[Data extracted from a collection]
# # # #

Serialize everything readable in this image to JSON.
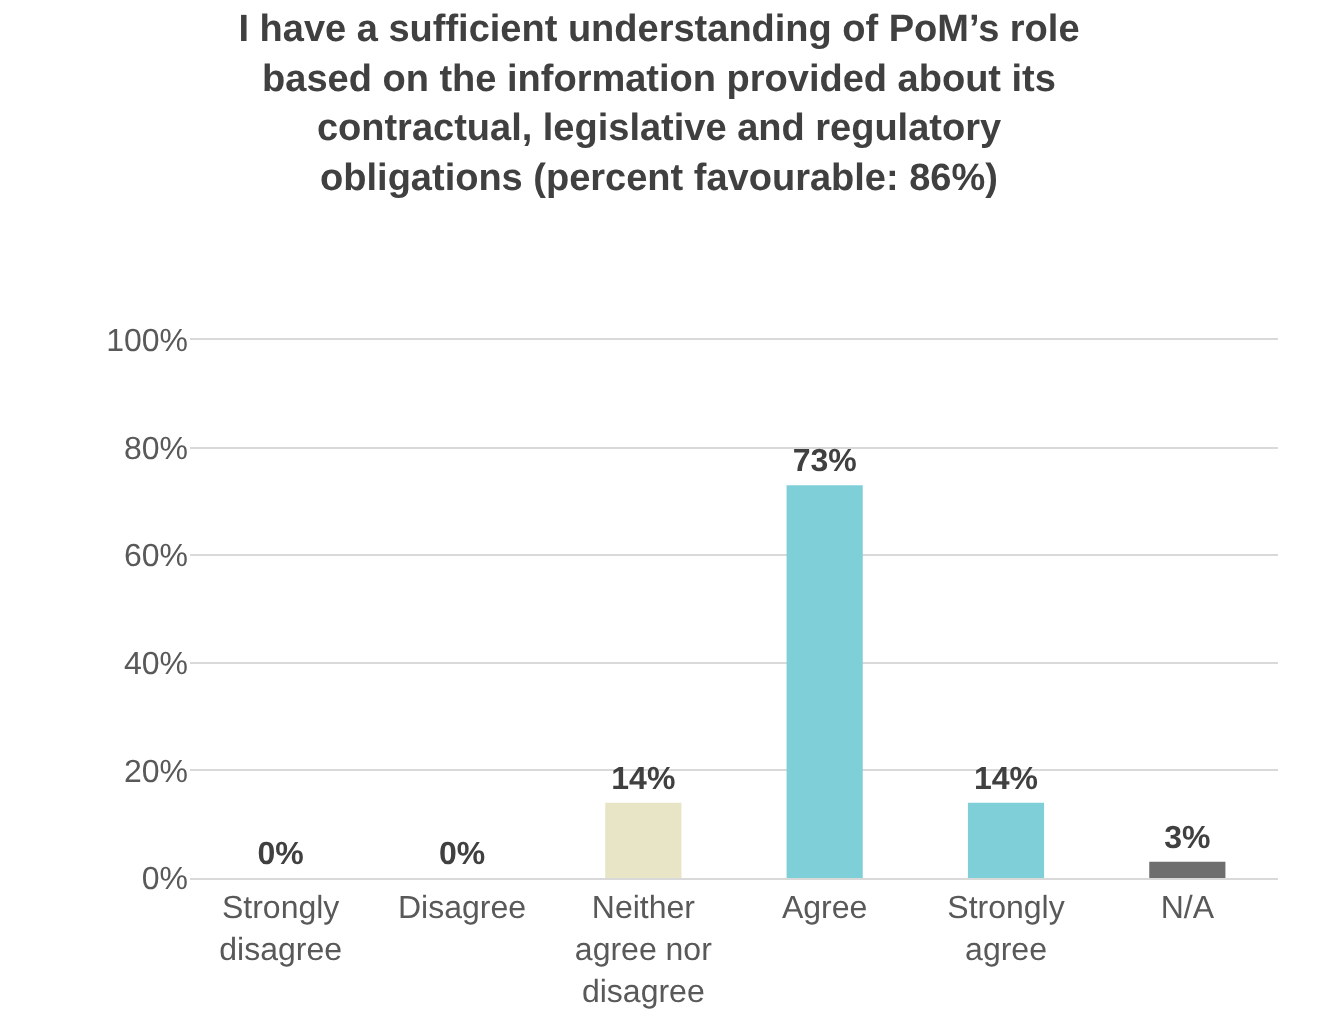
{
  "chart_data": {
    "type": "bar",
    "title": "I have a sufficient understanding of PoM’s role based on the information provided about its contractual, legislative and regulatory obligations (percent favourable: 86%)",
    "categories": [
      "Strongly disagree",
      "Disagree",
      "Neither agree nor disagree",
      "Agree",
      "Strongly agree",
      "N/A"
    ],
    "values": [
      0,
      0,
      14,
      73,
      14,
      3
    ],
    "colors": [
      "#7fcfd8",
      "#7fcfd8",
      "#e8e4c6",
      "#7fcfd8",
      "#7fcfd8",
      "#6e6e6e"
    ],
    "value_labels": [
      "0%",
      "0%",
      "14%",
      "73%",
      "14%",
      "3%"
    ],
    "ylim": [
      0,
      100
    ],
    "yticks": [
      {
        "value": 0,
        "label": "0%"
      },
      {
        "value": 20,
        "label": "20%"
      },
      {
        "value": 40,
        "label": "40%"
      },
      {
        "value": 60,
        "label": "60%"
      },
      {
        "value": 80,
        "label": "80%"
      },
      {
        "value": 100,
        "label": "100%"
      }
    ],
    "grid": "y"
  }
}
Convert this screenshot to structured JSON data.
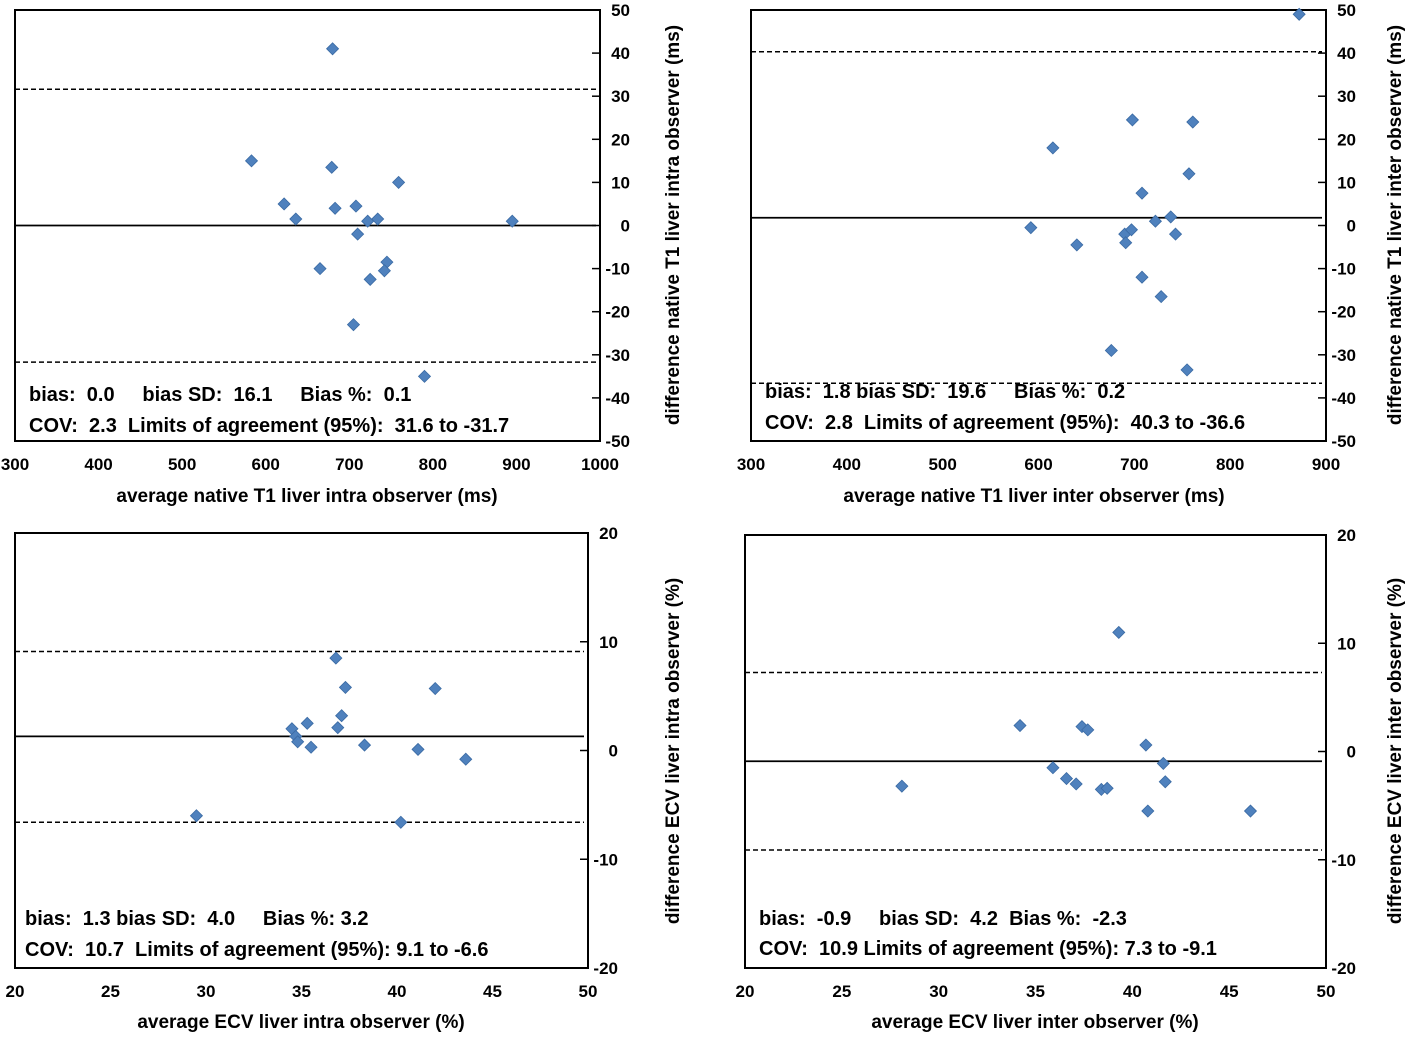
{
  "chart_data": [
    {
      "type": "scatter",
      "title": "",
      "xlabel": "average native T1 liver intra observer (ms)",
      "ylabel": "difference native T1 liver intra observer (ms)",
      "xlim": [
        300,
        1000
      ],
      "ylim": [
        -50,
        50
      ],
      "xticks": [
        300,
        400,
        500,
        600,
        700,
        800,
        900,
        1000
      ],
      "yticks": [
        -50,
        -40,
        -30,
        -20,
        -10,
        0,
        10,
        20,
        30,
        40,
        50
      ],
      "bias": 0.0,
      "upper_loa": 31.6,
      "lower_loa": -31.7,
      "stats_line1": "bias:  0.0     bias SD:  16.1     Bias %:  0.1",
      "stats_line2": "COV:  2.3  Limits of agreement (95%):  31.6 to -31.7",
      "grid": false,
      "legend": "none",
      "marker_color": "#4f81bd",
      "points": [
        [
          583,
          15
        ],
        [
          680,
          41
        ],
        [
          679,
          13.5
        ],
        [
          622,
          5
        ],
        [
          636,
          1.5
        ],
        [
          683,
          4
        ],
        [
          708,
          4.5
        ],
        [
          722,
          1
        ],
        [
          734,
          1.5
        ],
        [
          759,
          10
        ],
        [
          710,
          -2
        ],
        [
          665,
          -10
        ],
        [
          745,
          -8.5
        ],
        [
          742,
          -10.5
        ],
        [
          725,
          -12.5
        ],
        [
          705,
          -23
        ],
        [
          790,
          -35
        ],
        [
          895,
          1
        ]
      ]
    },
    {
      "type": "scatter",
      "title": "",
      "xlabel": "average native T1 liver inter observer (ms)",
      "ylabel": "difference native T1 liver inter observer (ms)",
      "xlim": [
        300,
        900
      ],
      "ylim": [
        -50,
        50
      ],
      "xticks": [
        300,
        400,
        500,
        600,
        700,
        800,
        900
      ],
      "yticks": [
        -50,
        -40,
        -30,
        -20,
        -10,
        0,
        10,
        20,
        30,
        40,
        50
      ],
      "bias": 1.8,
      "upper_loa": 40.3,
      "lower_loa": -36.6,
      "stats_line1": "bias:  1.8 bias SD:  19.6     Bias %:  0.2",
      "stats_line2": "COV:  2.8  Limits of agreement (95%):  40.3 to -36.6",
      "grid": false,
      "legend": "none",
      "marker_color": "#4f81bd",
      "points": [
        [
          872,
          49
        ],
        [
          615,
          18
        ],
        [
          698,
          24.5
        ],
        [
          761,
          24
        ],
        [
          708,
          7.5
        ],
        [
          757,
          12
        ],
        [
          722,
          1
        ],
        [
          738,
          2
        ],
        [
          592,
          -0.5
        ],
        [
          640,
          -4.5
        ],
        [
          690,
          -2
        ],
        [
          697,
          -1
        ],
        [
          743,
          -2
        ],
        [
          691,
          -4
        ],
        [
          708,
          -12
        ],
        [
          728,
          -16.5
        ],
        [
          676,
          -29
        ],
        [
          755,
          -33.5
        ]
      ]
    },
    {
      "type": "scatter",
      "title": "",
      "xlabel": "average ECV liver intra observer (%)",
      "ylabel": "difference  ECV liver intra observer (%)",
      "xlim": [
        20,
        50
      ],
      "ylim": [
        -20,
        20
      ],
      "xticks": [
        20,
        25,
        30,
        35,
        40,
        45,
        50
      ],
      "yticks": [
        -20,
        -10,
        0,
        10,
        20
      ],
      "bias": 1.3,
      "upper_loa": 9.1,
      "lower_loa": -6.6,
      "stats_line1": "bias:  1.3 bias SD:  4.0     Bias %: 3.2",
      "stats_line2": "COV:  10.7  Limits of agreement (95%): 9.1 to -6.6",
      "grid": false,
      "legend": "none",
      "marker_color": "#4f81bd",
      "points": [
        [
          29.5,
          -6
        ],
        [
          34.5,
          2
        ],
        [
          34.7,
          1.3
        ],
        [
          34.8,
          0.8
        ],
        [
          35.3,
          2.5
        ],
        [
          35.5,
          0.3
        ],
        [
          36.8,
          8.5
        ],
        [
          36.9,
          2.1
        ],
        [
          37.1,
          3.2
        ],
        [
          37.3,
          5.8
        ],
        [
          38.3,
          0.5
        ],
        [
          40.2,
          -6.6
        ],
        [
          41.1,
          0.1
        ],
        [
          42.0,
          5.7
        ],
        [
          43.6,
          -0.8
        ]
      ]
    },
    {
      "type": "scatter",
      "title": "",
      "xlabel": "average ECV liver inter observer (%)",
      "ylabel": "difference  ECV liver inter observer (%)",
      "xlim": [
        20,
        50
      ],
      "ylim": [
        -20,
        20
      ],
      "xticks": [
        20,
        25,
        30,
        35,
        40,
        45,
        50
      ],
      "yticks": [
        -20,
        -10,
        0,
        10,
        20
      ],
      "bias": -0.9,
      "upper_loa": 7.3,
      "lower_loa": -9.1,
      "stats_line1": "bias:  -0.9     bias SD:  4.2  Bias %:  -2.3",
      "stats_line2": "COV:  10.9 Limits of agreement (95%): 7.3 to -9.1",
      "grid": false,
      "legend": "none",
      "marker_color": "#4f81bd",
      "points": [
        [
          28.1,
          -3.2
        ],
        [
          34.2,
          2.4
        ],
        [
          35.9,
          -1.5
        ],
        [
          36.6,
          -2.5
        ],
        [
          37.1,
          -3
        ],
        [
          37.4,
          2.3
        ],
        [
          37.7,
          2
        ],
        [
          38.4,
          -3.5
        ],
        [
          38.7,
          -3.4
        ],
        [
          39.3,
          11
        ],
        [
          40.7,
          0.6
        ],
        [
          40.8,
          -5.5
        ],
        [
          41.6,
          -1.1
        ],
        [
          41.7,
          -2.8
        ],
        [
          46.1,
          -5.5
        ]
      ]
    }
  ]
}
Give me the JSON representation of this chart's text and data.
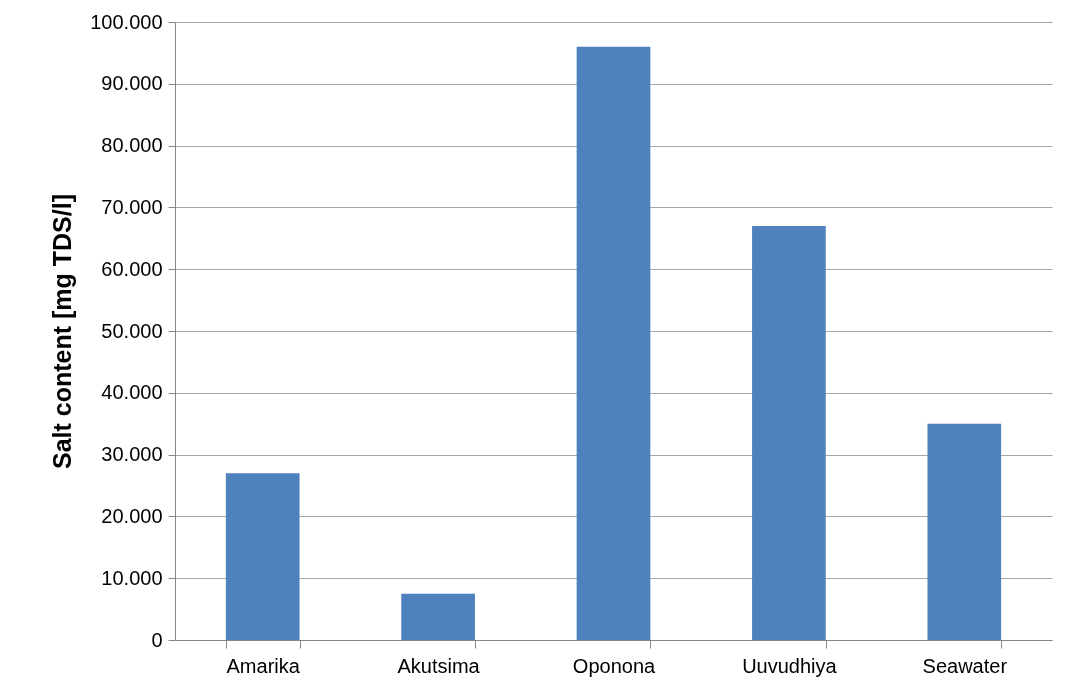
{
  "chart_data": {
    "type": "bar",
    "ylabel": "Salt content [mg TDS/l]",
    "categories": [
      "Amarika",
      "Akutsima",
      "Oponona",
      "Uuvudhiya",
      "Seawater"
    ],
    "values": [
      27000,
      7500,
      96000,
      67000,
      35000
    ],
    "color": "#4f81bd",
    "ylim": [
      0,
      100000
    ],
    "yticks": [
      0,
      {
        "value": 10000,
        "label": "10.000"
      },
      {
        "value": 20000,
        "label": "20.000"
      },
      {
        "value": 30000,
        "label": "30.000"
      },
      {
        "value": 40000,
        "label": "40.000"
      },
      {
        "value": 50000,
        "label": "50.000"
      },
      {
        "value": 60000,
        "label": "60.000"
      },
      {
        "value": 70000,
        "label": "70.000"
      },
      {
        "value": 80000,
        "label": "80.000"
      },
      {
        "value": 90000,
        "label": "90.000"
      },
      {
        "value": 100000,
        "label": "100.000"
      }
    ],
    "grid": "y"
  }
}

# # # #

Work to be completed
Starting at the line that holds "Give me the", copy each line exactly through the end of the listing, both ends included. Leave the pictures out.

Solution to this task
Give me the JSON representation of this chart's text and data.
{
  "chart_data": {
    "type": "bar",
    "ylabel": "Salt content [mg TDS/l]",
    "categories": [
      "Amarika",
      "Akutsima",
      "Oponona",
      "Uuvudhiya",
      "Seawater"
    ],
    "values": [
      27000,
      7500,
      96000,
      67000,
      35000
    ],
    "color": "#4f81bd",
    "ylim": [
      0,
      100000
    ],
    "yticks": [
      0,
      {
        "value": 10000,
        "label": "10.000"
      },
      {
        "value": 20000,
        "label": "20.000"
      },
      {
        "value": 30000,
        "label": "30.000"
      },
      {
        "value": 40000,
        "label": "40.000"
      },
      {
        "value": 50000,
        "label": "50.000"
      },
      {
        "value": 60000,
        "label": "60.000"
      },
      {
        "value": 70000,
        "label": "70.000"
      },
      {
        "value": 80000,
        "label": "80.000"
      },
      {
        "value": 90000,
        "label": "90.000"
      },
      {
        "value": 100000,
        "label": "100.000"
      }
    ],
    "grid": "y"
  }
}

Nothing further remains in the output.